WORK TO DO: Quote every line of the data below as it stands, omitting pictures.

◆ ◆ ◆

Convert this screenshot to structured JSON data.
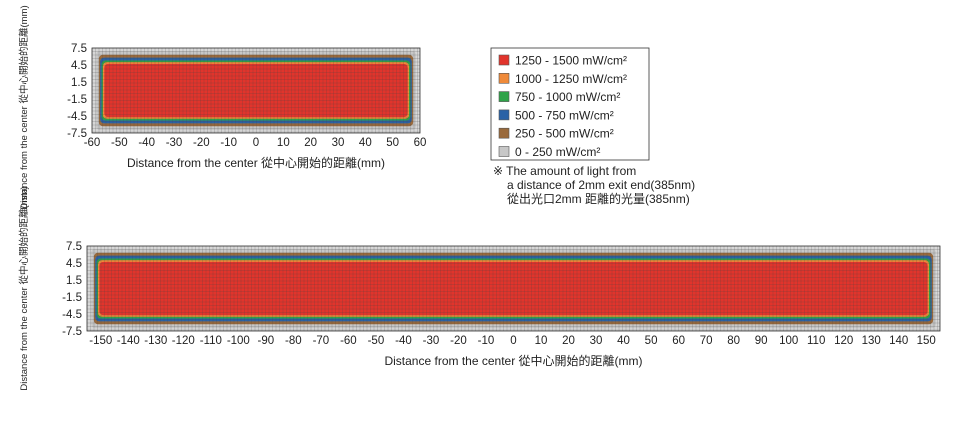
{
  "chart_data": [
    {
      "type": "heatmap",
      "title": "",
      "xlabel": "Distance from the center 從中心開始的距離(mm)",
      "ylabel": "Distance from the center 從中心開始的距離(mm)",
      "xlim": [
        -60,
        60
      ],
      "ylim": [
        -7.5,
        7.5
      ],
      "x_ticks": [
        "-60",
        "-50",
        "-40",
        "-30",
        "-20",
        "-10",
        "0",
        "10",
        "20",
        "30",
        "40",
        "50",
        "60"
      ],
      "y_ticks": [
        "7.5",
        "4.5",
        "1.5",
        "-1.5",
        "-4.5",
        "-7.5"
      ],
      "grid": true,
      "rings": [
        {
          "band": "0 - 250",
          "x": [
            -58.5,
            58.5
          ],
          "y": [
            -7.0,
            7.0
          ]
        },
        {
          "band": "250 - 500",
          "x": [
            -57.5,
            57.5
          ],
          "y": [
            -6.3,
            6.3
          ]
        },
        {
          "band": "500 - 750",
          "x": [
            -57.0,
            57.0
          ],
          "y": [
            -5.8,
            5.8
          ]
        },
        {
          "band": "750 - 1000",
          "x": [
            -56.5,
            56.5
          ],
          "y": [
            -5.3,
            5.3
          ]
        },
        {
          "band": "1000 - 1250",
          "x": [
            -56.0,
            56.0
          ],
          "y": [
            -5.0,
            5.0
          ]
        },
        {
          "band": "1250 - 1500",
          "x": [
            -55.5,
            55.5
          ],
          "y": [
            -4.7,
            4.7
          ]
        }
      ]
    },
    {
      "type": "heatmap",
      "title": "",
      "xlabel": "Distance from the center 從中心開始的距離(mm)",
      "ylabel": "Distance from the center 從中心開始的距離(mm)",
      "xlim": [
        -155,
        155
      ],
      "ylim": [
        -7.5,
        7.5
      ],
      "x_ticks": [
        "-150",
        "-140",
        "-130",
        "-120",
        "-110",
        "-100",
        "-90",
        "-80",
        "-70",
        "-60",
        "-50",
        "-40",
        "-30",
        "-20",
        "-10",
        "0",
        "10",
        "20",
        "30",
        "40",
        "50",
        "60",
        "70",
        "80",
        "90",
        "100",
        "110",
        "120",
        "130",
        "140",
        "150"
      ],
      "y_ticks": [
        "7.5",
        "4.5",
        "1.5",
        "-1.5",
        "-4.5",
        "-7.5"
      ],
      "grid": true,
      "rings": [
        {
          "band": "0 - 250",
          "x": [
            -153.5,
            153.5
          ],
          "y": [
            -7.0,
            7.0
          ]
        },
        {
          "band": "250 - 500",
          "x": [
            -152.5,
            152.5
          ],
          "y": [
            -6.3,
            6.3
          ]
        },
        {
          "band": "500 - 750",
          "x": [
            -152.0,
            152.0
          ],
          "y": [
            -5.8,
            5.8
          ]
        },
        {
          "band": "750 - 1000",
          "x": [
            -151.5,
            151.5
          ],
          "y": [
            -5.3,
            5.3
          ]
        },
        {
          "band": "1000 - 1250",
          "x": [
            -151.0,
            151.0
          ],
          "y": [
            -5.0,
            5.0
          ]
        },
        {
          "band": "1250 - 1500",
          "x": [
            -150.5,
            150.5
          ],
          "y": [
            -4.7,
            4.7
          ]
        }
      ]
    }
  ],
  "legend": {
    "placement": "right",
    "items": [
      {
        "label": "1250 - 1500 mW/cm²",
        "color": "#e1342c"
      },
      {
        "label": "1000 - 1250 mW/cm²",
        "color": "#ef8a3a"
      },
      {
        "label": "750 - 1000 mW/cm²",
        "color": "#2fa349"
      },
      {
        "label": "500 - 750 mW/cm²",
        "color": "#2a62a6"
      },
      {
        "label": "250 - 500 mW/cm²",
        "color": "#9a6a3c"
      },
      {
        "label": "0 - 250 mW/cm²",
        "color": "#c7c7c7"
      }
    ]
  },
  "note": {
    "lines": [
      "※ The amount of light from",
      "a distance of 2mm exit end(385nm)",
      "從出光口2mm 距離的光量(385nm)"
    ]
  },
  "colors": {
    "grid_line": "#444444",
    "plot_background": "#d7d7d7",
    "text": "#222222"
  }
}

◆ ◆ ◆

RESPONSE:
Convert this screenshot to structured JSON data.
{
  "chart_data": [
    {
      "type": "heatmap",
      "title": "",
      "xlabel": "Distance from the center 從中心開始的距離(mm)",
      "ylabel": "Distance from the center 從中心開始的距離(mm)",
      "xlim": [
        -60,
        60
      ],
      "ylim": [
        -7.5,
        7.5
      ],
      "x_ticks": [
        "-60",
        "-50",
        "-40",
        "-30",
        "-20",
        "-10",
        "0",
        "10",
        "20",
        "30",
        "40",
        "50",
        "60"
      ],
      "y_ticks": [
        "7.5",
        "4.5",
        "1.5",
        "-1.5",
        "-4.5",
        "-7.5"
      ],
      "grid": true,
      "rings": [
        {
          "band": "0 - 250",
          "x": [
            -58.5,
            58.5
          ],
          "y": [
            -7.0,
            7.0
          ]
        },
        {
          "band": "250 - 500",
          "x": [
            -57.5,
            57.5
          ],
          "y": [
            -6.3,
            6.3
          ]
        },
        {
          "band": "500 - 750",
          "x": [
            -57.0,
            57.0
          ],
          "y": [
            -5.8,
            5.8
          ]
        },
        {
          "band": "750 - 1000",
          "x": [
            -56.5,
            56.5
          ],
          "y": [
            -5.3,
            5.3
          ]
        },
        {
          "band": "1000 - 1250",
          "x": [
            -56.0,
            56.0
          ],
          "y": [
            -5.0,
            5.0
          ]
        },
        {
          "band": "1250 - 1500",
          "x": [
            -55.5,
            55.5
          ],
          "y": [
            -4.7,
            4.7
          ]
        }
      ]
    },
    {
      "type": "heatmap",
      "title": "",
      "xlabel": "Distance from the center 從中心開始的距離(mm)",
      "ylabel": "Distance from the center 從中心開始的距離(mm)",
      "xlim": [
        -155,
        155
      ],
      "ylim": [
        -7.5,
        7.5
      ],
      "x_ticks": [
        "-150",
        "-140",
        "-130",
        "-120",
        "-110",
        "-100",
        "-90",
        "-80",
        "-70",
        "-60",
        "-50",
        "-40",
        "-30",
        "-20",
        "-10",
        "0",
        "10",
        "20",
        "30",
        "40",
        "50",
        "60",
        "70",
        "80",
        "90",
        "100",
        "110",
        "120",
        "130",
        "140",
        "150"
      ],
      "y_ticks": [
        "7.5",
        "4.5",
        "1.5",
        "-1.5",
        "-4.5",
        "-7.5"
      ],
      "grid": true,
      "rings": [
        {
          "band": "0 - 250",
          "x": [
            -153.5,
            153.5
          ],
          "y": [
            -7.0,
            7.0
          ]
        },
        {
          "band": "250 - 500",
          "x": [
            -152.5,
            152.5
          ],
          "y": [
            -6.3,
            6.3
          ]
        },
        {
          "band": "500 - 750",
          "x": [
            -152.0,
            152.0
          ],
          "y": [
            -5.8,
            5.8
          ]
        },
        {
          "band": "750 - 1000",
          "x": [
            -151.5,
            151.5
          ],
          "y": [
            -5.3,
            5.3
          ]
        },
        {
          "band": "1000 - 1250",
          "x": [
            -151.0,
            151.0
          ],
          "y": [
            -5.0,
            5.0
          ]
        },
        {
          "band": "1250 - 1500",
          "x": [
            -150.5,
            150.5
          ],
          "y": [
            -4.7,
            4.7
          ]
        }
      ]
    }
  ],
  "legend": {
    "placement": "right",
    "items": [
      {
        "label": "1250 - 1500 mW/cm²",
        "color": "#e1342c"
      },
      {
        "label": "1000 - 1250 mW/cm²",
        "color": "#ef8a3a"
      },
      {
        "label": "750 - 1000 mW/cm²",
        "color": "#2fa349"
      },
      {
        "label": "500 - 750 mW/cm²",
        "color": "#2a62a6"
      },
      {
        "label": "250 - 500 mW/cm²",
        "color": "#9a6a3c"
      },
      {
        "label": "0 - 250 mW/cm²",
        "color": "#c7c7c7"
      }
    ]
  },
  "note": {
    "lines": [
      "※ The amount of light from",
      "a distance of 2mm exit end(385nm)",
      "從出光口2mm 距離的光量(385nm)"
    ]
  },
  "colors": {
    "grid_line": "#444444",
    "plot_background": "#d7d7d7",
    "text": "#222222"
  }
}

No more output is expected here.